TASK INSTRUCTIONS: Every entry here needs to be repeated exactly.

--- Start of DATA TO PROCESS ---

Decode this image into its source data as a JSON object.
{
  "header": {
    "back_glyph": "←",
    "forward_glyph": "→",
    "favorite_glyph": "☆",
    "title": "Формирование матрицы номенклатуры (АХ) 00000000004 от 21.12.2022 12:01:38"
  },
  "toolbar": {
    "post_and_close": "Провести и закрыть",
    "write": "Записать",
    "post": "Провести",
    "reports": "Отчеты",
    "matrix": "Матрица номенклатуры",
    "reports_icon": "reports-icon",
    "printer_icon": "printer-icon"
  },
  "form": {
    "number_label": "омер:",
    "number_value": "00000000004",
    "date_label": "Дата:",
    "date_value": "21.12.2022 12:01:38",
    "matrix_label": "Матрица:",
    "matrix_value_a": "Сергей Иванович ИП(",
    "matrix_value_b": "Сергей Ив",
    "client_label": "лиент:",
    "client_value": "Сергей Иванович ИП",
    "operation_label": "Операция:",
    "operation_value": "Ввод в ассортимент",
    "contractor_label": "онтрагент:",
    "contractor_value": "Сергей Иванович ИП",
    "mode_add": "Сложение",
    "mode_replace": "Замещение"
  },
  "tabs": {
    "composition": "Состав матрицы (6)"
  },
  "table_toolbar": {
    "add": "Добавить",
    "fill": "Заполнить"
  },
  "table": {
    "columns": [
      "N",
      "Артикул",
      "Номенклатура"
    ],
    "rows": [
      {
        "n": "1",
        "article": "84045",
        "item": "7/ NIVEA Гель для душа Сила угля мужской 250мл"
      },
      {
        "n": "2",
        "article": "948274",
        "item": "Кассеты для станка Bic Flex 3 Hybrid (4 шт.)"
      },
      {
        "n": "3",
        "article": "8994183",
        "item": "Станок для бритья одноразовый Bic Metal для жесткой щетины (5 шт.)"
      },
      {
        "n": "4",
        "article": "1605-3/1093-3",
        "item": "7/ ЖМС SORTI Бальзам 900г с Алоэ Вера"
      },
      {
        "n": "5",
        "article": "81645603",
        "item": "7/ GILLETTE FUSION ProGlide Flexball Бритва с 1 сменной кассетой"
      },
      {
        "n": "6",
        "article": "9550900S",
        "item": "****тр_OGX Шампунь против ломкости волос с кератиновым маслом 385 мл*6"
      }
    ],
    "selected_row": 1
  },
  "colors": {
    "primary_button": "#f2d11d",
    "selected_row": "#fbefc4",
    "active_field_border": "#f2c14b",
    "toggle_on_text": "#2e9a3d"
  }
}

--- End of DATA TO PROCESS ---

EXERCISE OUTPUT:
Decode this image into its source data as a JSON object.
{
  "header": {
    "back_glyph": "←",
    "forward_glyph": "→",
    "favorite_glyph": "☆",
    "title": "Формирование матрицы номенклатуры (АХ) 00000000004 от 21.12.2022 12:01:38"
  },
  "toolbar": {
    "post_and_close": "Провести и закрыть",
    "write": "Записать",
    "post": "Провести",
    "reports": "Отчеты",
    "matrix": "Матрица номенклатуры",
    "reports_icon": "reports-icon",
    "printer_icon": "printer-icon"
  },
  "form": {
    "number_label": "омер:",
    "number_value": "00000000004",
    "date_label": "Дата:",
    "date_value": "21.12.2022 12:01:38",
    "matrix_label": "Матрица:",
    "matrix_value_a": "Сергей Иванович ИП(",
    "matrix_value_b": "Сергей Ив",
    "client_label": "лиент:",
    "client_value": "Сергей Иванович ИП",
    "operation_label": "Операция:",
    "operation_value": "Ввод в ассортимент",
    "contractor_label": "онтрагент:",
    "contractor_value": "Сергей Иванович ИП",
    "mode_add": "Сложение",
    "mode_replace": "Замещение"
  },
  "tabs": {
    "composition": "Состав матрицы (6)"
  },
  "table_toolbar": {
    "add": "Добавить",
    "fill": "Заполнить"
  },
  "table": {
    "columns": [
      "N",
      "Артикул",
      "Номенклатура"
    ],
    "rows": [
      {
        "n": "1",
        "article": "84045",
        "item": "7/ NIVEA Гель для душа Сила угля мужской 250мл"
      },
      {
        "n": "2",
        "article": "948274",
        "item": "Кассеты для станка Bic Flex 3 Hybrid (4 шт.)"
      },
      {
        "n": "3",
        "article": "8994183",
        "item": "Станок для бритья одноразовый Bic Metal для жесткой щетины (5 шт.)"
      },
      {
        "n": "4",
        "article": "1605-3/1093-3",
        "item": "7/ ЖМС SORTI Бальзам 900г с Алоэ Вера"
      },
      {
        "n": "5",
        "article": "81645603",
        "item": "7/ GILLETTE FUSION ProGlide Flexball Бритва с 1 сменной кассетой"
      },
      {
        "n": "6",
        "article": "9550900S",
        "item": "****тр_OGX Шампунь против ломкости волос с кератиновым маслом 385 мл*6"
      }
    ],
    "selected_row": 1
  },
  "colors": {
    "primary_button": "#f2d11d",
    "selected_row": "#fbefc4",
    "active_field_border": "#f2c14b",
    "toggle_on_text": "#2e9a3d"
  }
}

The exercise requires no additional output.